**EXERCISE:**
Every entry here needs to be repeated exactly.

+ + + +

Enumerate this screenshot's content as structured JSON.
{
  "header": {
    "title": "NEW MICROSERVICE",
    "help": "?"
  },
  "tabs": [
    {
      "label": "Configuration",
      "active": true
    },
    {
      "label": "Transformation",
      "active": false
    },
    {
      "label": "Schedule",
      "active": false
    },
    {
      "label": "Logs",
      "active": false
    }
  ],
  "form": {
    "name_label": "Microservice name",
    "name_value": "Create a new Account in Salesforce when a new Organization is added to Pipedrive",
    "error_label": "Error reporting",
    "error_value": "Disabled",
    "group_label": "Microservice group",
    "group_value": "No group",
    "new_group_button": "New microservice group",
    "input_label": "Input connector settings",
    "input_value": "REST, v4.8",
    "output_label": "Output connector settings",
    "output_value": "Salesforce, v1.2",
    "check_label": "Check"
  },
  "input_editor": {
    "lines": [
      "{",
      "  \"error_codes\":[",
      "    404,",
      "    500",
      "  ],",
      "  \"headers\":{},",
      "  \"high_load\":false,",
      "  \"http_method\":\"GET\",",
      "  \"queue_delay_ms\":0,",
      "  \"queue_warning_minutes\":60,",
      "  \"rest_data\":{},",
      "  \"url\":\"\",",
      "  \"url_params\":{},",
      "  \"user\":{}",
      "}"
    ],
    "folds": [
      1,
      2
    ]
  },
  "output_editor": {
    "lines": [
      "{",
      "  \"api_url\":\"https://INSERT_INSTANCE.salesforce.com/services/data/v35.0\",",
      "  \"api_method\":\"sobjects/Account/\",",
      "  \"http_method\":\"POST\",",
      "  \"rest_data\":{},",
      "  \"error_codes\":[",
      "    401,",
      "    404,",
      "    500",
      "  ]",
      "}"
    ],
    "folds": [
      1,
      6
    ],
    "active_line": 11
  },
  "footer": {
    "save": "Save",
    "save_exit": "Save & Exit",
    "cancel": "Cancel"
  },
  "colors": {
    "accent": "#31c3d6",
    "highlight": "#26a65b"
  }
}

+ + + +

**SOLUTION TO THIS PROBLEM:**
Enumerate this screenshot's content as structured JSON.
{
  "header": {
    "title": "NEW MICROSERVICE",
    "help": "?"
  },
  "tabs": [
    {
      "label": "Configuration",
      "active": true
    },
    {
      "label": "Transformation",
      "active": false
    },
    {
      "label": "Schedule",
      "active": false
    },
    {
      "label": "Logs",
      "active": false
    }
  ],
  "form": {
    "name_label": "Microservice name",
    "name_value": "Create a new Account in Salesforce when a new Organization is added to Pipedrive",
    "error_label": "Error reporting",
    "error_value": "Disabled",
    "group_label": "Microservice group",
    "group_value": "No group",
    "new_group_button": "New microservice group",
    "input_label": "Input connector settings",
    "input_value": "REST, v4.8",
    "output_label": "Output connector settings",
    "output_value": "Salesforce, v1.2",
    "check_label": "Check"
  },
  "input_editor": {
    "lines": [
      "{",
      "  \"error_codes\":[",
      "    404,",
      "    500",
      "  ],",
      "  \"headers\":{},",
      "  \"high_load\":false,",
      "  \"http_method\":\"GET\",",
      "  \"queue_delay_ms\":0,",
      "  \"queue_warning_minutes\":60,",
      "  \"rest_data\":{},",
      "  \"url\":\"\",",
      "  \"url_params\":{},",
      "  \"user\":{}",
      "}"
    ],
    "folds": [
      1,
      2
    ]
  },
  "output_editor": {
    "lines": [
      "{",
      "  \"api_url\":\"https://INSERT_INSTANCE.salesforce.com/services/data/v35.0\",",
      "  \"api_method\":\"sobjects/Account/\",",
      "  \"http_method\":\"POST\",",
      "  \"rest_data\":{},",
      "  \"error_codes\":[",
      "    401,",
      "    404,",
      "    500",
      "  ]",
      "}"
    ],
    "folds": [
      1,
      6
    ],
    "active_line": 11
  },
  "footer": {
    "save": "Save",
    "save_exit": "Save & Exit",
    "cancel": "Cancel"
  },
  "colors": {
    "accent": "#31c3d6",
    "highlight": "#26a65b"
  }
}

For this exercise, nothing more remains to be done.